_Kutipan Dokumen_:
● ● ● ● ●
Walaupun sistem peradilan pidana yang berlandaskan Kitab Undang-Undang Hukum Acara Pidana (KUHAP) memungkinkan adanya kompensasi pembayaran ganti rugi kepada korban, tetapi prosedur peradilan pidana yang formalistik menyulitkan tercapainya formulasi ganti rugi yang dapat diterima oleh kedua belah pihak. Di samping itu, dalam praktik peradilan jarang sekali tuntutan pidana yang disertai dengan tuntutan ganti rugi kemudian dikabulkan oleh hakim.

 

Bahkan penyelesaian dengan prosedur mediasi memungkinkan penyelesaian dengan lingkup yang lebih luas, yakni tidak hanya menyatakan si pelaku bersalah dan wajib mengganti kerugian. Dengan prosedur penyelesaian yang tidak formalistik, tidak berbasis menyalahkan salah satu pihak dan berorientasi kepada hubungan mendatang, kesepakatan dalam mediasi dapat bervariasi, misalnya pembayaran ganti rugi dengan angsuran, pembayaran ganti rugi sejumlah uang diganti dengan barang atau tenaga - bahkan dimungkinkan juga penyelesaiannya diadakan kerja sama antara pencipta dengan pelaku pelanggaran. Pencipta lagu dan pelaku pelanggaran akan bekerja sama dalam pendistribusian ciptaan. Dengan demikian tujuan rekonsiliasi antara pencipta dan pelanggar akan semakin besar terjadi dalam penyelesaian mediasi.
● ● ● ● ●
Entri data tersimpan
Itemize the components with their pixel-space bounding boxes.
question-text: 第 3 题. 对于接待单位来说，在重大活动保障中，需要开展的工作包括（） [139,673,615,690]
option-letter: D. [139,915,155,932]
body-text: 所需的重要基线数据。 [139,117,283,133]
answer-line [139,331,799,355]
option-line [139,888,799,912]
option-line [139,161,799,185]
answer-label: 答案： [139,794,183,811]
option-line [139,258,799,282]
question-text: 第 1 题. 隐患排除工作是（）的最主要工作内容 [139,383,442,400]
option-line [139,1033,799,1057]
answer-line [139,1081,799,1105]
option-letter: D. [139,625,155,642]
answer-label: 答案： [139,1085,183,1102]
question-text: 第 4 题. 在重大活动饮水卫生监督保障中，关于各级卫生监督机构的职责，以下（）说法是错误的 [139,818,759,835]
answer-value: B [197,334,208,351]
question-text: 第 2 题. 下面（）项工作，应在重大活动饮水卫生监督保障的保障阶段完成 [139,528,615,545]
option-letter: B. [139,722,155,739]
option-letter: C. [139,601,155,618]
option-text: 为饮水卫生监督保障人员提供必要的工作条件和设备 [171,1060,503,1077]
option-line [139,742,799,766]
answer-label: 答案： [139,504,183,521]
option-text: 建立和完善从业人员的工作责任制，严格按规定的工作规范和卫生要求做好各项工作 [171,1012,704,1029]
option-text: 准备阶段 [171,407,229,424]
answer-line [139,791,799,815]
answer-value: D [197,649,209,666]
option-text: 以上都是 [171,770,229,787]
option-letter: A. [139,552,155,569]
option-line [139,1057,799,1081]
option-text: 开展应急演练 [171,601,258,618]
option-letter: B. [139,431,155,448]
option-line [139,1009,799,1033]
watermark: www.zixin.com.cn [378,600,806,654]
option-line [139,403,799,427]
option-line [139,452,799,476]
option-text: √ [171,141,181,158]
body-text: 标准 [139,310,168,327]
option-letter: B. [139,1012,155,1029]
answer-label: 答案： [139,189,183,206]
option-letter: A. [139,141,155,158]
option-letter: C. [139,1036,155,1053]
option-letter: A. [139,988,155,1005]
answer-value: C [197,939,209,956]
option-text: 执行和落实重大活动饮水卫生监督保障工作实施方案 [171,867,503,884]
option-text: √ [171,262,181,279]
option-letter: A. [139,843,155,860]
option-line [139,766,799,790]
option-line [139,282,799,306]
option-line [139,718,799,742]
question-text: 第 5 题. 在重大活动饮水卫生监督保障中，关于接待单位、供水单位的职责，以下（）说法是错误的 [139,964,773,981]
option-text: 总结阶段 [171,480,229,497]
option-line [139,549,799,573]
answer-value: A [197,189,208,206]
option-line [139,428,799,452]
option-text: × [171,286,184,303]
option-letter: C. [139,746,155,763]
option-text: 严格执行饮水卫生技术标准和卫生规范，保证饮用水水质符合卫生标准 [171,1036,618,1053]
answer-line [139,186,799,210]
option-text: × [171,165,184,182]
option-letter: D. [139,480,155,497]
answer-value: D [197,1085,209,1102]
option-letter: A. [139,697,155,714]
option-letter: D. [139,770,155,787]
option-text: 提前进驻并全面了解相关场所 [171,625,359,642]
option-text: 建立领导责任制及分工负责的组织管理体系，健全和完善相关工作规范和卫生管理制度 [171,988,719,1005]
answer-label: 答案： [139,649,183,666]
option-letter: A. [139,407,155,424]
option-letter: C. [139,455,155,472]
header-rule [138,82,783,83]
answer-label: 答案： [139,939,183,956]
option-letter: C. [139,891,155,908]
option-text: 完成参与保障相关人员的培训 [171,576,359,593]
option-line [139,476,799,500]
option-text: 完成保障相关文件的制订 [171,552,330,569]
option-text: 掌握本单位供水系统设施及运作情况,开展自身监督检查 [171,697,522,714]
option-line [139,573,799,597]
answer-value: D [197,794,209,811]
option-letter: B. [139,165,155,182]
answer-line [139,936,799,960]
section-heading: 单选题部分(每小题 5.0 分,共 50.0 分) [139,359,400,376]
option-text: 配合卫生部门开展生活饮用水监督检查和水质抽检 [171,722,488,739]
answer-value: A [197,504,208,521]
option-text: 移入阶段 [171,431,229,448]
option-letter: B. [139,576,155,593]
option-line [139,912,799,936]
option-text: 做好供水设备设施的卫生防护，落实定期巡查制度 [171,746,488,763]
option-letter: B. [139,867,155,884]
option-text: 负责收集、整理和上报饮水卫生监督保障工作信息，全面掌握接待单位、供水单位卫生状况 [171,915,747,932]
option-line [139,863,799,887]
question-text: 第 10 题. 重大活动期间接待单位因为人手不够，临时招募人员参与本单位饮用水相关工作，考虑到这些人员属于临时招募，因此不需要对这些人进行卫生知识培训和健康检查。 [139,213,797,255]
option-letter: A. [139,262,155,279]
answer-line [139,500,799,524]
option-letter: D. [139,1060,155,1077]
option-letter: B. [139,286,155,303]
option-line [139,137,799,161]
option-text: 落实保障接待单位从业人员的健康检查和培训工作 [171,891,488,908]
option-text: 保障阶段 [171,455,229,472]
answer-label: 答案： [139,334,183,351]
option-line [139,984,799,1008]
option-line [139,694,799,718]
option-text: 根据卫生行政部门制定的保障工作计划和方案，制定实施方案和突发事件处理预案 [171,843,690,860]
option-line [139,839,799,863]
● ● ● ● ●
_Permintaan_:
a. Susun bagian entri dari baris pertamanya sampai baris yang memuat "option-text: √ [171,141,181,158]" sebagai tabel Markdown dengan kolom No. dan Baris. Kedua ujung ikut dimasukkan, sedangkan baris kosong dilewati.
b. Lanjutkan kutipan tentang penyelesaian ganti rugi melalui mediasi mulai dari titik terakhirnya.
Kutipan dokumen dan entri data diambil dari sumber yang berbeda.

_Jawaban_:
a.
| No. | Baris |
|---|---|
| 1 | Itemize the components with their pixel-space bounding boxes. |
| 2 | question-text: 第 3 题. 对于接待单位来说，在重大活动保障中，需要开展的工作包括（） [139,673,615,690] |
| 3 | option-letter: D. [139,915,155,932] |
| 4 | body-text: 所需的重要基线数据。 [139,117,283,133] |
| 5 | answer-line [139,331,799,355] |
| 6 | option-line [139,888,799,912] |
| 7 | option-line [139,161,799,185] |
| 8 | answer-label: 答案： [139,794,183,811] |
| 9 | option-line [139,258,799,282] |
| 10 | question-text: 第 1 题. 隐患排除工作是（）的最主要工作内容 [139,383,442,400] |
| 11 | option-line [139,1033,799,1057] |
| 12 | answer-line [139,1081,799,1105] |
| 13 | option-letter: D. [139,625,155,642] |
| 14 | answer-label: 答案： [139,1085,183,1102] |
| 15 | question-text: 第 4 题. 在重大活动饮水卫生监督保障中，关于各级卫生监督机构的职责，以下（）说法是错误的 [139,818,759,835] |
| 16 | answer-value: B [197,334,208,351] |
| 17 | question-text: 第 2 题. 下面（）项工作，应在重大活动饮水卫生监督保障的保障阶段完成 [139,528,615,545] |
| 18 | option-letter: B. [139,722,155,739] |
| 19 | option-letter: C. [139,601,155,618] |
| 20 | option-text: 为饮水卫生监督保障人员提供必要的工作条件和设备 [171,1060,503,1077] |
| 21 | option-line [139,742,799,766] |
| 22 | answer-label: 答案： [139,504,183,521] |
| 23 | option-text: 建立和完善从业人员的工作责任制，严格按规定的工作规范和卫生要求做好各项工作 [171,1012,704,1029] |
| 24 | option-text: 准备阶段 [171,407,229,424] |
| 25 | answer-line [139,791,799,815] |
| 26 | answer-value: D [197,649,209,666] |
| 27 | option-text: 以上都是 [171,770,229,787] |
| 28 | option-letter: A. [139,552,155,569] |
| 29 | option-line [139,1057,799,1081] |
| 30 | option-text: 开展应急演练 [171,601,258,618] |
| 31 | option-letter: B. [139,431,155,448] |
| 32 | option-line [139,1009,799,1033] |
| 33 | watermark: www.zixin.com.cn [378,600,806,654] |
| 34 | option-line [139,403,799,427] |
| 35 | option-line [139,452,799,476] |
| 36 | option-text: √ [171,141,181,158] |

b.
Pendekatan hukum progresif menghendaki semua penyelesaian pelanggaran tidak didominasi oleh negara dengan mengesampingkan yang lain, temasuk monopoli penyelesaian sengketa oleh pengadilan. Pendekatan keadilan restoratif dalam hukum pidana memiliki kekuatan yang mampu memulihkan hubungan antar pihak yang menjadi pelaku dan yang korban. Proses mediasi pelanggaran pidana di bidang kekayaan intelektual diharapkan dapat menjadikan pelaku tindak pidana bertanggung jawab memperbaiki kerugian yang ditimbulkan akibat kesalahannya dengan cara yang konstruktif.

 

Maka diintrodusirnya mediasi penal dalam penyelesaian pelanggaran pidana kekayaan intelektual perlu disambut baik mengingat prosedur tersebut merupakan proses yang paling adil, terutama dari sisi kepentingan korban pelanggaran kekayaan intelektual. Hal yang perlu diperhatikan dalam implementasi mediasi penal adalah tidak melanggar koridor di mana mediasi boleh diterapkan pada setiap pelanggaran pidana. Koridor yang harus diperhatikan adalah penerapan mediasi dalam perkara pidana dibatasi terhadap tindak pidana yang tidak diangggap sebagai pelanggaran yang berat atau serius, dan seyogianya merupakan delik aduan.

 

*)Tri Harnowo, Faculty Member Program Studi International Business Law, Universitas Prasetiya Mulya. Mediator pada Pusat Mediasi Nasional (PMN).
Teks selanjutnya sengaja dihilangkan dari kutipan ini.